### What the exercise asks
Return exactly the lines from the one bearing "Extract the structured" through the last, and no others. Pictures must be left out.

━━━━━━━━━━━━━━━━━━━━

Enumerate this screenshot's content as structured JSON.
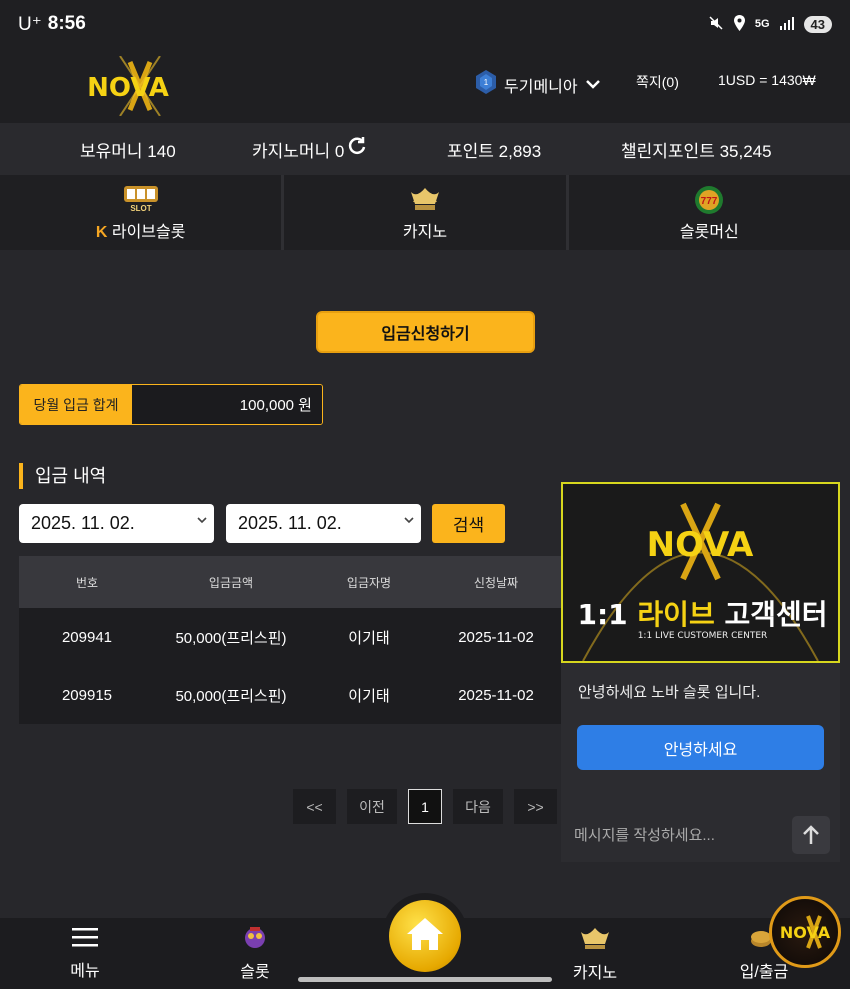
{
  "statusbar": {
    "carrier": "U⁺",
    "time": "8:56",
    "network": "5G",
    "battery": "43"
  },
  "header": {
    "logo": "NOVA",
    "username": "두기메니아",
    "messages": "쪽지(0)",
    "rate": "1USD = 1430₩"
  },
  "balances": {
    "money": "보유머니 140",
    "casino_money": "카지노머니 0",
    "points": "포인트 2,893",
    "challenge_points": "챌린지포인트 35,245"
  },
  "categories": [
    {
      "label": "라이브슬롯",
      "icon": "live-slot-icon",
      "icon_text": "SLOT"
    },
    {
      "label": "카지노",
      "icon": "casino-crown-icon"
    },
    {
      "label": "슬롯머신",
      "icon": "slot-machine-icon"
    }
  ],
  "main": {
    "apply_button": "입금신청하기",
    "monthly_label": "당월 입금 합계",
    "monthly_value": "100,000 원",
    "section_title": "입금 내역",
    "date_from": "2025. 11. 02.",
    "date_to": "2025. 11. 02.",
    "search_button": "검색"
  },
  "table": {
    "headers": [
      "번호",
      "입금금액",
      "입금자명",
      "신청날짜"
    ],
    "rows": [
      [
        "209941",
        "50,000(프리스핀)",
        "이기태",
        "2025-11-02"
      ],
      [
        "209915",
        "50,000(프리스핀)",
        "이기태",
        "2025-11-02"
      ]
    ]
  },
  "pagination": {
    "first": "<<",
    "prev": "이전",
    "current": "1",
    "next": "다음",
    "last": ">>"
  },
  "chat": {
    "banner_logo": "NOVA",
    "banner_title_num": "1:1",
    "banner_title_a": "라이브",
    "banner_title_b": "고객센터",
    "banner_sub": "1:1 LIVE CUSTOMER CENTER",
    "greeting": "안녕하세요 노바 슬롯 입니다.",
    "button": "안녕하세요",
    "placeholder": "메시지를 작성하세요..."
  },
  "bottom_nav": {
    "menu": "메뉴",
    "slot": "슬롯",
    "casino": "카지노",
    "deposit": "입/출금",
    "badge_logo": "NOVA"
  },
  "colors": {
    "accent": "#fbb41c",
    "chat_button": "#2e7ee6",
    "background": "#27272b"
  }
}
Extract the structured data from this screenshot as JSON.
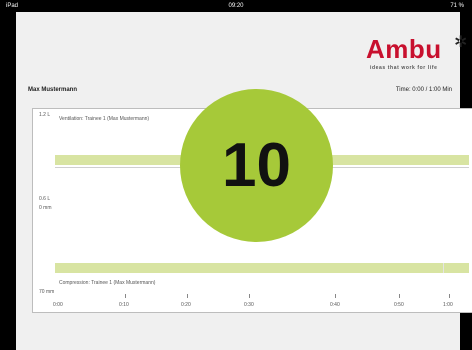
{
  "status_bar": {
    "carrier": "iPad",
    "clock": "09:20",
    "battery": "71 %"
  },
  "logo": {
    "brand": "Ambu",
    "tagline": "ideas that work for life"
  },
  "header": {
    "trainee_name": "Max Mustermann",
    "time": "Time: 0:00 / 1:00 Min"
  },
  "chart": {
    "ventilation_label": "Ventilation: Trainee 1 (Max Mustermann)",
    "compression_label": "Compression: Trainee 1 (Max Mustermann)",
    "y_labels": {
      "top": "1.2 L",
      "mid_volume": "0.6 L",
      "mid_depth": "0 mm",
      "bottom": "70 mm"
    },
    "x_ticks": [
      "0:00",
      "0:10",
      "0:20",
      "0:30",
      "0:40",
      "0:50",
      "1:00"
    ]
  },
  "countdown": {
    "value": "10",
    "color": "#a6c939"
  },
  "colors": {
    "accent": "#a6c939",
    "band": "#d8e4a2",
    "brand": "#c8102e"
  }
}
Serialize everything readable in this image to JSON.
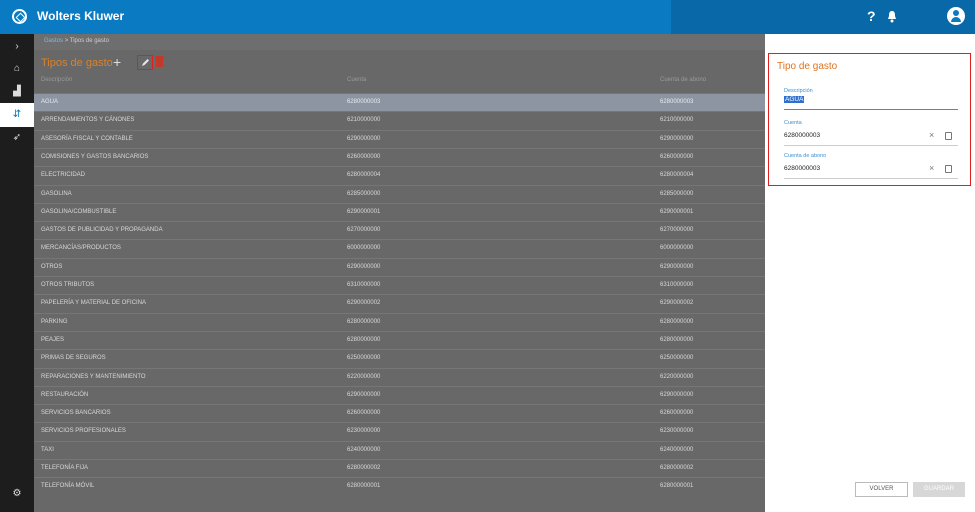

━━━━━━━━━━━━━━━━━━━━

### Correct output
Extract the structured data from this screenshot as JSON.
{
  "status_bar": {
    "carrier": "iPad",
    "clock": "09:20",
    "battery": "71 %"
  },
  "logo": {
    "brand": "Ambu",
    "tagline": "ideas that work for life"
  },
  "header": {
    "trainee_name": "Max Mustermann",
    "time": "Time: 0:00 / 1:00 Min"
  },
  "chart": {
    "ventilation_label": "Ventilation: Trainee 1 (Max Mustermann)",
    "compression_label": "Compression: Trainee 1 (Max Mustermann)",
    "y_labels": {
      "top": "1.2 L",
      "mid_volume": "0.6 L",
      "mid_depth": "0 mm",
      "bottom": "70 mm"
    },
    "x_ticks": [
      "0:00",
      "0:10",
      "0:20",
      "0:30",
      "0:40",
      "0:50",
      "1:00"
    ]
  },
  "countdown": {
    "value": "10",
    "color": "#a6c939"
  },
  "colors": {
    "accent": "#a6c939",
    "band": "#d8e4a2",
    "brand": "#c8102e"
  }
}
Serialize everything readable in this image to JSON.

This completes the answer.